#### [SHORT EXERCISE]
Using the records provided below, locate and copy each line that contains the word "испытания".

Dataset rows
========
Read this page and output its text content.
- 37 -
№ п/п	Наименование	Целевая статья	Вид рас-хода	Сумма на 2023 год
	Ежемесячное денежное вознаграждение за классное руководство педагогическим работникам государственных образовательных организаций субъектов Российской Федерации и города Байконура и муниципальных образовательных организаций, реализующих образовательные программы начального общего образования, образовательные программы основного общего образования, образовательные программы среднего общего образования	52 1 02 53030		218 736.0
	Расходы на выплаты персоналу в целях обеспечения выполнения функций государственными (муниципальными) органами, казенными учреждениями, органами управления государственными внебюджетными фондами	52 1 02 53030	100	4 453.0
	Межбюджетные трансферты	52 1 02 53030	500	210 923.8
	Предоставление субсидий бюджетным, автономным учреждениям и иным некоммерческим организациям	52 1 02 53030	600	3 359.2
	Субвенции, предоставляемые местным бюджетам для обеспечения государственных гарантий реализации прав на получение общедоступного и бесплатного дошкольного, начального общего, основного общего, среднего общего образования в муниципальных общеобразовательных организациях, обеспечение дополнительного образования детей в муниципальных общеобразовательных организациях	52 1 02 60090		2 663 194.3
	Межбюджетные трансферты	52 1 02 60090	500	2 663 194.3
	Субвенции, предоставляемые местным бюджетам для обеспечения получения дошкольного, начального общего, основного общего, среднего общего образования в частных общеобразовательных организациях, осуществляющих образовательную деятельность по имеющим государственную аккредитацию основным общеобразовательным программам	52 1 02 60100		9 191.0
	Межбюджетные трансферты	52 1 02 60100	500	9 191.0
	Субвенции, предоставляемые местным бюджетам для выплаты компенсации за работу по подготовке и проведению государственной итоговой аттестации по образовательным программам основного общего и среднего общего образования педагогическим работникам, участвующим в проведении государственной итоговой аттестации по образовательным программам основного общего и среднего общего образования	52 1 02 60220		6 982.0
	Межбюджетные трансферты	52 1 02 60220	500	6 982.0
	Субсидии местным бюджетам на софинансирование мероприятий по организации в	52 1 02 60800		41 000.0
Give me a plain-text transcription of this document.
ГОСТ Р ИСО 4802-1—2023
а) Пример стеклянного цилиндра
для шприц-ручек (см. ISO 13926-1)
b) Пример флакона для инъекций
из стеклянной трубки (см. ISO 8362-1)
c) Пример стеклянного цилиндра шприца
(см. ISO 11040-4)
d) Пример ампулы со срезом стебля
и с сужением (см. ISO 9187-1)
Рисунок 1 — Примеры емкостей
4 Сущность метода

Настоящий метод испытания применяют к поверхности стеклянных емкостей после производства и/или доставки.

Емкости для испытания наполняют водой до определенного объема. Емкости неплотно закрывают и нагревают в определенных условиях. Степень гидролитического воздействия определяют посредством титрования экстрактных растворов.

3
========
#### [RESULT OF THIS TASK]
Настоящий метод испытания применяют к поверхности стеклянных емкостей после производства и/или доставки.
Емкости для испытания наполняют водой до определенного объема. Емкости неплотно закрывают и нагревают в определенных условиях. Степень гидролитического воздействия определяют посредством титрования экстрактных растворов.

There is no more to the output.